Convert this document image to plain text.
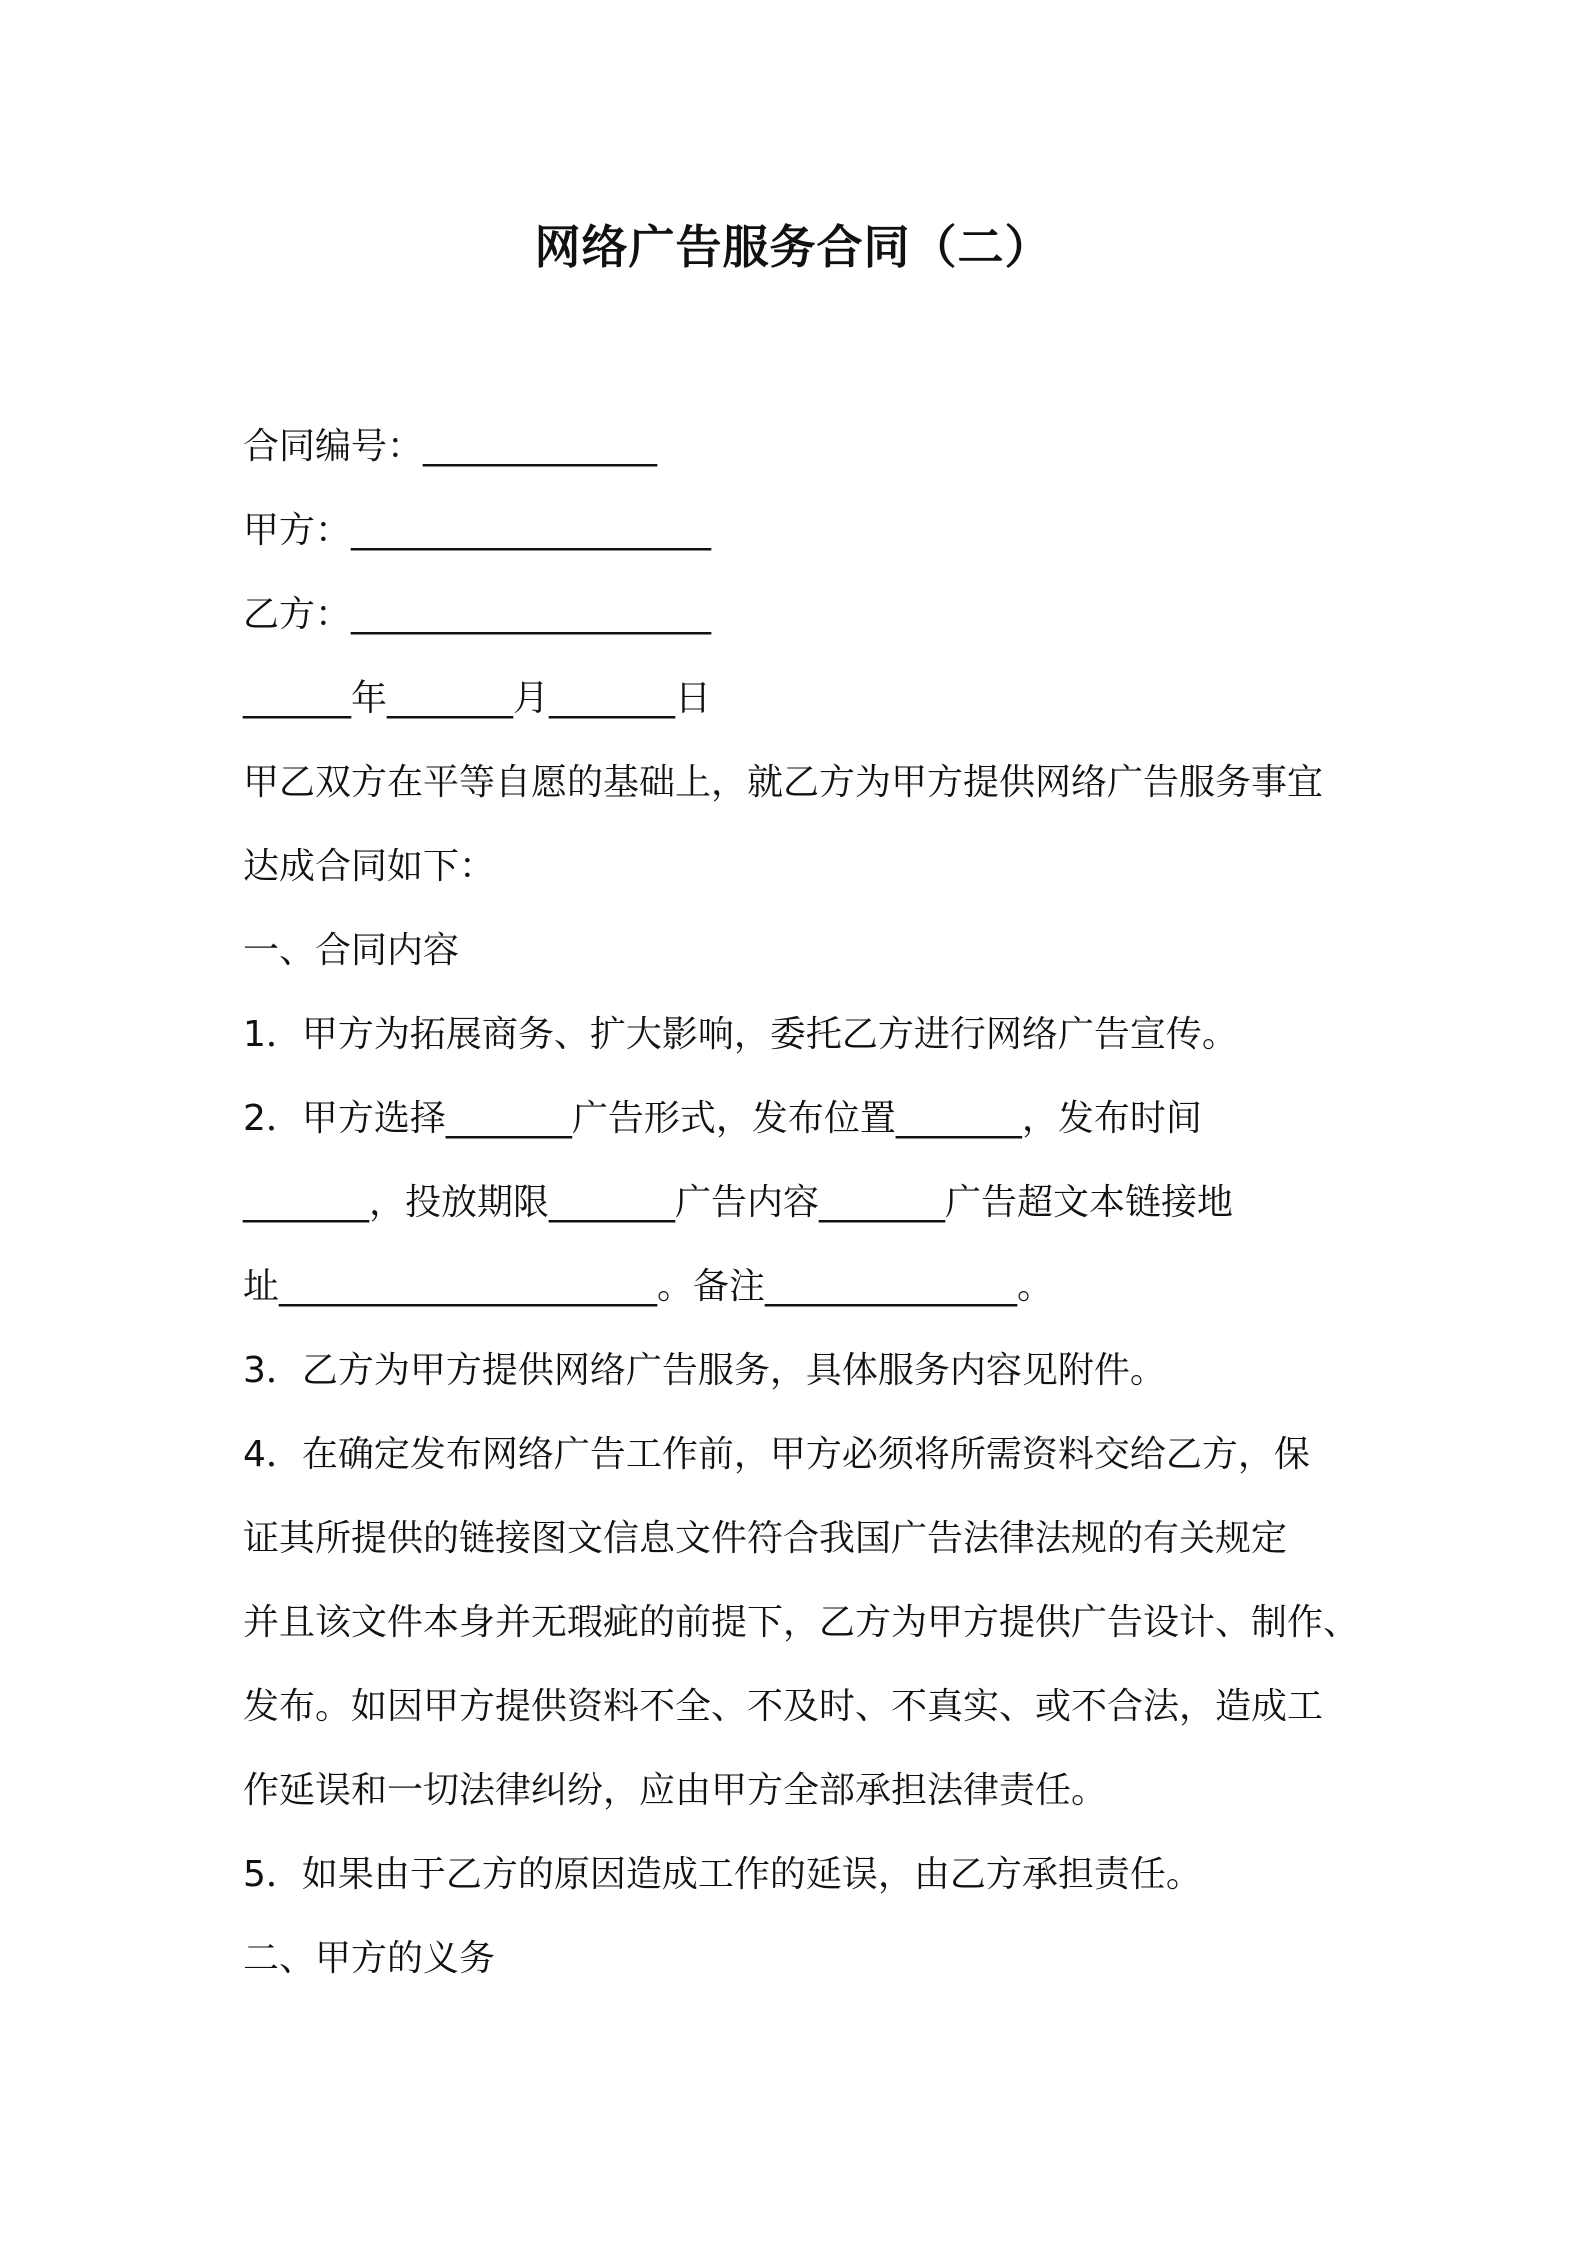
网络广告服务合同（二）
合同编号：_____________
甲方：____________________
乙方：____________________
______年_______月_______日
甲乙双方在平等自愿的基础上，就乙方为甲方提供网络广告服务事宜
达成合同如下：
一、合同内容
1．甲方为拓展商务、扩大影响，委托乙方进行网络广告宣传。
2．甲方选择_______广告形式，发布位置_______，发布时间
_______，投放期限_______广告内容_______广告超文本链接地
址_____________________。备注______________。
3．乙方为甲方提供网络广告服务，具体服务内容见附件。
4．在确定发布网络广告工作前，甲方必须将所需资料交给乙方，保
证其所提供的链接图文信息文件符合我国广告法律法规的有关规定
并且该文件本身并无瑕疵的前提下，乙方为甲方提供广告设计、制作、
发布。如因甲方提供资料不全、不及时、不真实、或不合法，造成工
作延误和一切法律纠纷，应由甲方全部承担法律责任。
5．如果由于乙方的原因造成工作的延误，由乙方承担责任。
二、甲方的义务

..........

# Problem:
Return each line of the data, keeping its wording exact and omitting pictures.

# Output of the exercise:
Convert this document image to plain text.
网络广告服务合同（二）
合同编号：_____________
甲方：____________________
乙方：____________________
______年_______月_______日
甲乙双方在平等自愿的基础上，就乙方为甲方提供网络广告服务事宜
达成合同如下：
一、合同内容
1．甲方为拓展商务、扩大影响，委托乙方进行网络广告宣传。
2．甲方选择_______广告形式，发布位置_______，发布时间
_______，投放期限_______广告内容_______广告超文本链接地
址_____________________。备注______________。
3．乙方为甲方提供网络广告服务，具体服务内容见附件。
4．在确定发布网络广告工作前，甲方必须将所需资料交给乙方，保
证其所提供的链接图文信息文件符合我国广告法律法规的有关规定
并且该文件本身并无瑕疵的前提下，乙方为甲方提供广告设计、制作、
发布。如因甲方提供资料不全、不及时、不真实、或不合法，造成工
作延误和一切法律纠纷，应由甲方全部承担法律责任。
5．如果由于乙方的原因造成工作的延误，由乙方承担责任。
二、甲方的义务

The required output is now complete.